----- DATA EXCERPTS

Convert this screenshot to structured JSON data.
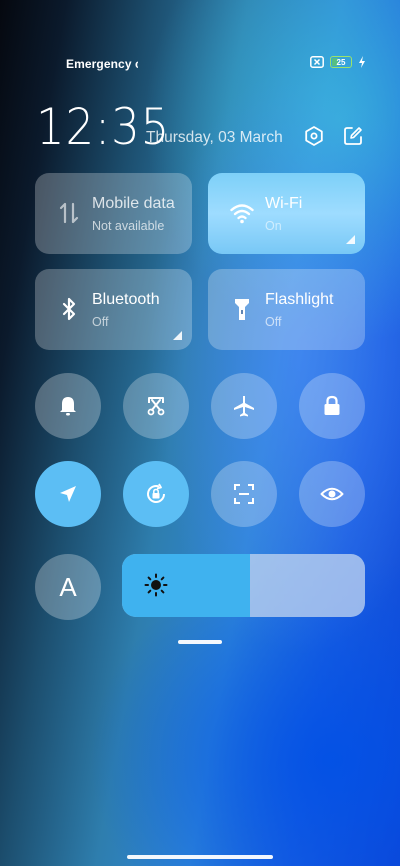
{
  "status_bar": {
    "carrier_text": "Emergency c",
    "sim_icon": "no-sim-icon",
    "battery_percent": "25",
    "battery_level": 0.25,
    "charging_icon": "bolt-icon"
  },
  "header": {
    "time": "12:35",
    "date": "Thursday, 03 March",
    "settings_icon": "hex-settings-icon",
    "edit_icon": "edit-icon"
  },
  "tiles": [
    {
      "title": "Mobile data",
      "subtitle": "Not available",
      "icon": "mobile-data-icon",
      "active": false
    },
    {
      "title": "Wi-Fi",
      "subtitle": "On",
      "icon": "wifi-icon",
      "active": true
    },
    {
      "title": "Bluetooth",
      "subtitle": "Off",
      "icon": "bluetooth-icon",
      "active": false
    },
    {
      "title": "Flashlight",
      "subtitle": "Off",
      "icon": "flashlight-icon",
      "active": false
    }
  ],
  "toggles_row1": [
    {
      "icon": "bell-icon",
      "active": false
    },
    {
      "icon": "screenshot-scissors-icon",
      "active": false
    },
    {
      "icon": "airplane-icon",
      "active": false
    },
    {
      "icon": "lock-icon",
      "active": false
    }
  ],
  "toggles_row2": [
    {
      "icon": "location-arrow-icon",
      "active": true
    },
    {
      "icon": "rotation-lock-icon",
      "active": true
    },
    {
      "icon": "scan-icon",
      "active": false
    },
    {
      "icon": "eye-icon",
      "active": false
    }
  ],
  "font_button": {
    "label": "A"
  },
  "brightness": {
    "level": 0.525,
    "icon": "sun-icon"
  }
}
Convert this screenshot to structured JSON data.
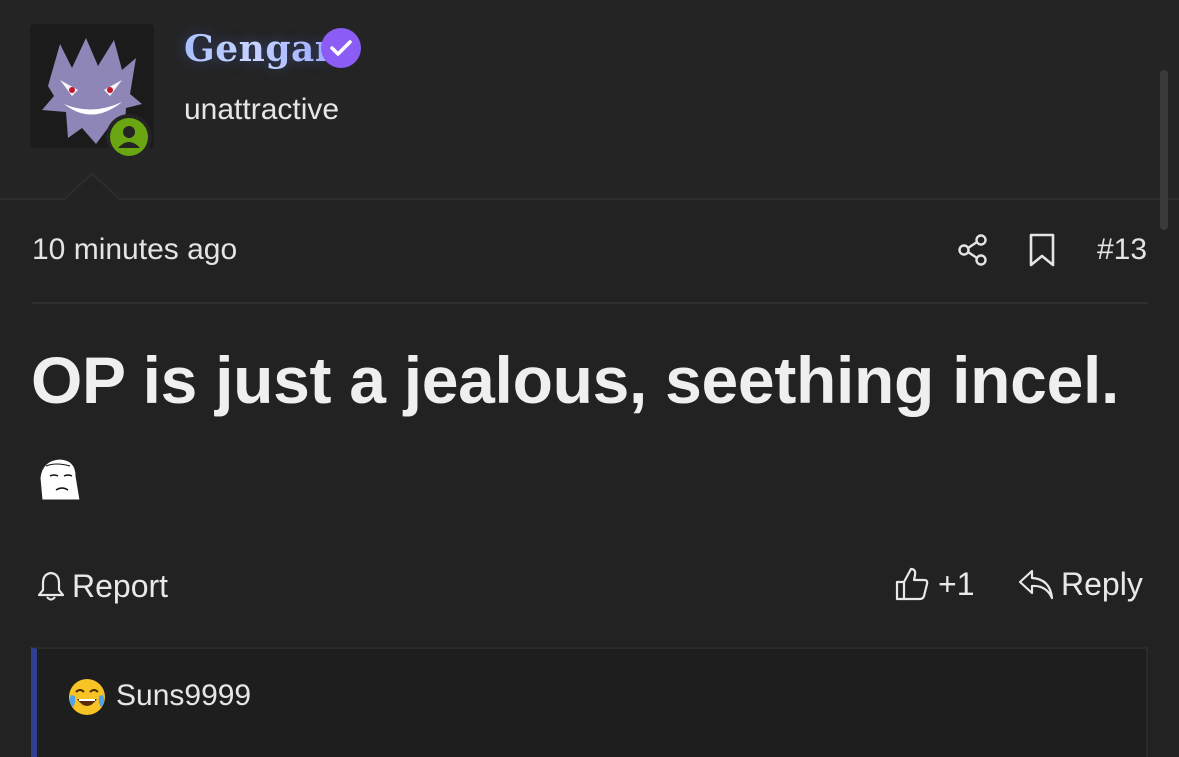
{
  "post": {
    "author": {
      "username": "Gengar",
      "title": "unattractive",
      "verified": true,
      "online": true,
      "avatar_icon": "gengar-avatar"
    },
    "timestamp": "10 minutes ago",
    "number": "#13",
    "body": "OP is just a jealous, seething incel.",
    "actions": {
      "report": "Report",
      "like_count": "+1",
      "reply": "Reply"
    }
  },
  "quote": {
    "emoji_icon": "crying-laughing-emoji",
    "author": "Suns9999"
  },
  "colors": {
    "background": "#222222",
    "header_bg": "#242424",
    "verified_badge": "#8b5cf6",
    "online_badge": "#6aa512",
    "quote_accent": "#2f3f8f"
  }
}
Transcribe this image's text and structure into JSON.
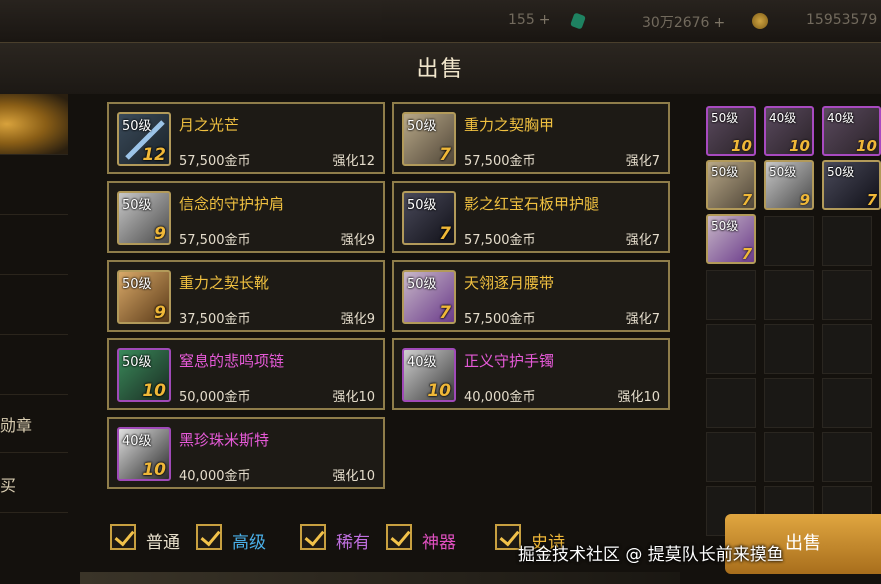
{
  "top_bar": {
    "res1": "155",
    "res2": "30万2676",
    "res3": "15953579",
    "plus": "+"
  },
  "panel": {
    "title": "出售"
  },
  "side_tabs": [
    {
      "label": ""
    },
    {
      "label": ""
    },
    {
      "label": ""
    },
    {
      "label": ""
    },
    {
      "label": ""
    },
    {
      "label": "勋章"
    },
    {
      "label": "买"
    }
  ],
  "items": [
    {
      "level": "50级",
      "enhance": "12",
      "name": "月之光芒",
      "price": "57,500金币",
      "strength": "强化12",
      "rarity": "rare"
    },
    {
      "level": "50级",
      "enhance": "7",
      "name": "重力之契胸甲",
      "price": "57,500金币",
      "strength": "强化7",
      "rarity": "rare"
    },
    {
      "level": "50级",
      "enhance": "9",
      "name": "信念的守护护肩",
      "price": "57,500金币",
      "strength": "强化9",
      "rarity": "rare"
    },
    {
      "level": "50级",
      "enhance": "7",
      "name": "影之红宝石板甲护腿",
      "price": "57,500金币",
      "strength": "强化7",
      "rarity": "rare"
    },
    {
      "level": "50级",
      "enhance": "9",
      "name": "重力之契长靴",
      "price": "37,500金币",
      "strength": "强化9",
      "rarity": "rare"
    },
    {
      "level": "50级",
      "enhance": "7",
      "name": "天翎逐月腰带",
      "price": "57,500金币",
      "strength": "强化7",
      "rarity": "rare"
    },
    {
      "level": "50级",
      "enhance": "10",
      "name": "窒息的悲鸣项链",
      "price": "50,000金币",
      "strength": "强化10",
      "rarity": "epic"
    },
    {
      "level": "40级",
      "enhance": "10",
      "name": "正义守护手镯",
      "price": "40,000金币",
      "strength": "强化10",
      "rarity": "epic"
    },
    {
      "level": "40级",
      "enhance": "10",
      "name": "黑珍珠米斯特",
      "price": "40,000金币",
      "strength": "强化10",
      "rarity": "epic"
    }
  ],
  "inventory": [
    {
      "level": "50级",
      "enhance": "10"
    },
    {
      "level": "40级",
      "enhance": "10"
    },
    {
      "level": "40级",
      "enhance": "10"
    },
    {
      "level": "50级",
      "enhance": "7"
    },
    {
      "level": "50级",
      "enhance": "9"
    },
    {
      "level": "50级",
      "enhance": "7"
    },
    {
      "level": "50级",
      "enhance": "7"
    }
  ],
  "filters": [
    {
      "label": "普通",
      "color": "#e8e0cc"
    },
    {
      "label": "高级",
      "color": "#4ab0e8"
    },
    {
      "label": "稀有",
      "color": "#c070e0"
    },
    {
      "label": "神器",
      "color": "#e050c0"
    },
    {
      "label": "史诗",
      "color": "#f0b838"
    }
  ],
  "sell_button": "出售",
  "watermark": "掘金技术社区 @ 提莫队长前来摸鱼"
}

----------

* [WHAT THE TASK REQUIRES] Make an exact copy of the data above, pictures excluded.

* [EXERCISE OUTPUT]
Convert this screenshot to structured JSON data.
{
  "status_bar": {
    "carrier_text": "Emergency c",
    "sim_icon": "no-sim-icon",
    "battery_percent": "25",
    "battery_level": 0.25,
    "charging_icon": "bolt-icon"
  },
  "header": {
    "time": "12:35",
    "date": "Thursday, 03 March",
    "settings_icon": "hex-settings-icon",
    "edit_icon": "edit-icon"
  },
  "tiles": [
    {
      "title": "Mobile data",
      "subtitle": "Not available",
      "icon": "mobile-data-icon",
      "active": false
    },
    {
      "title": "Wi-Fi",
      "subtitle": "On",
      "icon": "wifi-icon",
      "active": true
    },
    {
      "title": "Bluetooth",
      "subtitle": "Off",
      "icon": "bluetooth-icon",
      "active": false
    },
    {
      "title": "Flashlight",
      "subtitle": "Off",
      "icon": "flashlight-icon",
      "active": false
    }
  ],
  "toggles_row1": [
    {
      "icon": "bell-icon",
      "active": false
    },
    {
      "icon": "screenshot-scissors-icon",
      "active": false
    },
    {
      "icon": "airplane-icon",
      "active": false
    },
    {
      "icon": "lock-icon",
      "active": false
    }
  ],
  "toggles_row2": [
    {
      "icon": "location-arrow-icon",
      "active": true
    },
    {
      "icon": "rotation-lock-icon",
      "active": true
    },
    {
      "icon": "scan-icon",
      "active": false
    },
    {
      "icon": "eye-icon",
      "active": false
    }
  ],
  "font_button": {
    "label": "A"
  },
  "brightness": {
    "level": 0.525,
    "icon": "sun-icon"
  }
}
Convert this screenshot to structured JSON data.
{
  "post": {
    "author": {
      "username": "Gengar",
      "title": "unattractive",
      "verified": true,
      "online": true,
      "avatar_icon": "gengar-avatar"
    },
    "timestamp": "10 minutes ago",
    "number": "#13",
    "body": "OP is just a jealous, seething incel.",
    "actions": {
      "report": "Report",
      "like_count": "+1",
      "reply": "Reply"
    }
  },
  "quote": {
    "emoji_icon": "crying-laughing-emoji",
    "author": "Suns9999"
  },
  "colors": {
    "background": "#222222",
    "header_bg": "#242424",
    "verified_badge": "#8b5cf6",
    "online_badge": "#6aa512",
    "quote_accent": "#2f3f8f"
  }
}
Transcribe this image's text and structure into JSON.
{
  "top_bar": {
    "res1": "155",
    "res2": "30万2676",
    "res3": "15953579",
    "plus": "+"
  },
  "panel": {
    "title": "出售"
  },
  "side_tabs": [
    {
      "label": ""
    },
    {
      "label": ""
    },
    {
      "label": ""
    },
    {
      "label": ""
    },
    {
      "label": ""
    },
    {
      "label": "勋章"
    },
    {
      "label": "买"
    }
  ],
  "items": [
    {
      "level": "50级",
      "enhance": "12",
      "name": "月之光芒",
      "price": "57,500金币",
      "strength": "强化12",
      "rarity": "rare"
    },
    {
      "level": "50级",
      "enhance": "7",
      "name": "重力之契胸甲",
      "price": "57,500金币",
      "strength": "强化7",
      "rarity": "rare"
    },
    {
      "level": "50级",
      "enhance": "9",
      "name": "信念的守护护肩",
      "price": "57,500金币",
      "strength": "强化9",
      "rarity": "rare"
    },
    {
      "level": "50级",
      "enhance": "7",
      "name": "影之红宝石板甲护腿",
      "price": "57,500金币",
      "strength": "强化7",
      "rarity": "rare"
    },
    {
      "level": "50级",
      "enhance": "9",
      "name": "重力之契长靴",
      "price": "37,500金币",
      "strength": "强化9",
      "rarity": "rare"
    },
    {
      "level": "50级",
      "enhance": "7",
      "name": "天翎逐月腰带",
      "price": "57,500金币",
      "strength": "强化7",
      "rarity": "rare"
    },
    {
      "level": "50级",
      "enhance": "10",
      "name": "窒息的悲鸣项链",
      "price": "50,000金币",
      "strength": "强化10",
      "rarity": "epic"
    },
    {
      "level": "40级",
      "enhance": "10",
      "name": "正义守护手镯",
      "price": "40,000金币",
      "strength": "强化10",
      "rarity": "epic"
    },
    {
      "level": "40级",
      "enhance": "10",
      "name": "黑珍珠米斯特",
      "price": "40,000金币",
      "strength": "强化10",
      "rarity": "epic"
    }
  ],
  "inventory": [
    {
      "level": "50级",
      "enhance": "10"
    },
    {
      "level": "40级",
      "enhance": "10"
    },
    {
      "level": "40级",
      "enhance": "10"
    },
    {
      "level": "50级",
      "enhance": "7"
    },
    {
      "level": "50级",
      "enhance": "9"
    },
    {
      "level": "50级",
      "enhance": "7"
    },
    {
      "level": "50级",
      "enhance": "7"
    }
  ],
  "filters": [
    {
      "label": "普通",
      "color": "#e8e0cc"
    },
    {
      "label": "高级",
      "color": "#4ab0e8"
    },
    {
      "label": "稀有",
      "color": "#c070e0"
    },
    {
      "label": "神器",
      "color": "#e050c0"
    },
    {
      "label": "史诗",
      "color": "#f0b838"
    }
  ],
  "sell_button": "出售",
  "watermark": "掘金技术社区 @ 提莫队长前来摸鱼"
}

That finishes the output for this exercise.